§ Data rows

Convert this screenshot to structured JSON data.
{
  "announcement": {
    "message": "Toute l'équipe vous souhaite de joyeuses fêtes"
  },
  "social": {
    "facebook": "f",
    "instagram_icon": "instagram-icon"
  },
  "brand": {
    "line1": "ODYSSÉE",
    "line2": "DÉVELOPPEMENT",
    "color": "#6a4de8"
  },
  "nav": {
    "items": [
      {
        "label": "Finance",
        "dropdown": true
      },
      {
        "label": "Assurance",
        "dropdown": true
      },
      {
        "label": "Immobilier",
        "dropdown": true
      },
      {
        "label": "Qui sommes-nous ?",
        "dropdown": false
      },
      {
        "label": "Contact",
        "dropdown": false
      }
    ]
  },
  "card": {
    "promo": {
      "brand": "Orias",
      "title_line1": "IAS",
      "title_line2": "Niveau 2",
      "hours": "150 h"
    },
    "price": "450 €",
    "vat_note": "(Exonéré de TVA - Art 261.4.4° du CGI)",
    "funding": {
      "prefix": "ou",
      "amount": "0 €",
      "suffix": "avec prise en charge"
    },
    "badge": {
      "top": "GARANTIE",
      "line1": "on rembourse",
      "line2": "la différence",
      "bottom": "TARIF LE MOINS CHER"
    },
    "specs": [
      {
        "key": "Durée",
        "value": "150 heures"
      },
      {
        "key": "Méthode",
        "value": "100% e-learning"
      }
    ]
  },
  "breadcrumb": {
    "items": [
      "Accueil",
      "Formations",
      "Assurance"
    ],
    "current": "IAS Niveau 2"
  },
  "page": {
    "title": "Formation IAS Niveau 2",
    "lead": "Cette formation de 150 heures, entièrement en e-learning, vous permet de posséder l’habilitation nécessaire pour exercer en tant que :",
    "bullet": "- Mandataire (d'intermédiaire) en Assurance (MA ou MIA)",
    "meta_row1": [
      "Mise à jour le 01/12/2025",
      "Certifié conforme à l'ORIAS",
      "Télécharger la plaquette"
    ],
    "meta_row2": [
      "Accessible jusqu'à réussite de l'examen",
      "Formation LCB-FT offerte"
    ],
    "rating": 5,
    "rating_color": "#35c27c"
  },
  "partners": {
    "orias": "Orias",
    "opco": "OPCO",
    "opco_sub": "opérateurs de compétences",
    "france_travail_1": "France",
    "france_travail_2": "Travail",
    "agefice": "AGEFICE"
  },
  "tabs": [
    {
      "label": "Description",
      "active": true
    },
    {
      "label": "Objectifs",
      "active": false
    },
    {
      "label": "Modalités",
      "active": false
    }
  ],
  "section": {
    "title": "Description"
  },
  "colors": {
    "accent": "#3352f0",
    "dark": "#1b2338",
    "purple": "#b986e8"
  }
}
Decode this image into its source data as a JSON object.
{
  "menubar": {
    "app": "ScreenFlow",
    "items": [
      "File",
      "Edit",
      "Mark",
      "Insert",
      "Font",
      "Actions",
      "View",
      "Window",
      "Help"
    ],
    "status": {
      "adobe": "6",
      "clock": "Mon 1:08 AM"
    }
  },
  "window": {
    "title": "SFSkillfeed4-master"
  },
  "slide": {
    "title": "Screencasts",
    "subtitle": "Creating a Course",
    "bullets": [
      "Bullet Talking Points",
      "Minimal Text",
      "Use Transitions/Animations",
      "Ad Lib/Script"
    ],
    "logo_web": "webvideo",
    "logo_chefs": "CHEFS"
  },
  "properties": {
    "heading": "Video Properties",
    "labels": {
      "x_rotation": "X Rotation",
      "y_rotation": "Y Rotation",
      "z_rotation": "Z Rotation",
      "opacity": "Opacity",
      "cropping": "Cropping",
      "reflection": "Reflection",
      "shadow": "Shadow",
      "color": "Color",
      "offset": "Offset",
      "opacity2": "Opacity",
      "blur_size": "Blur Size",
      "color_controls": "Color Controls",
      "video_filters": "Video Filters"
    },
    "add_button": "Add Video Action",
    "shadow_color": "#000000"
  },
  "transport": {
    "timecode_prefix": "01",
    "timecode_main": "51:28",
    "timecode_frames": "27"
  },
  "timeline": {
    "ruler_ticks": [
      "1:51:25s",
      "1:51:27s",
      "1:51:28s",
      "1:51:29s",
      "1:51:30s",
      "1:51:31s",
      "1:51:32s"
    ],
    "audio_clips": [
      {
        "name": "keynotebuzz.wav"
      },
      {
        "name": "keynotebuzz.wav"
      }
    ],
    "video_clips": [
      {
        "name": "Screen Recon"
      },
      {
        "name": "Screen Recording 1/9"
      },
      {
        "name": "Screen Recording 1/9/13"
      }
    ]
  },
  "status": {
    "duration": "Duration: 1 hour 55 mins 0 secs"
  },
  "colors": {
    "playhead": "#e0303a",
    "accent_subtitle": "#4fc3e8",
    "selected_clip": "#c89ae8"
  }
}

§ Requirement
Find each line holding the string "JSON" and copy it out.

§ Solution to this problem
Convert this screenshot to structured JSON data.
Decode this image into its source data as a JSON object.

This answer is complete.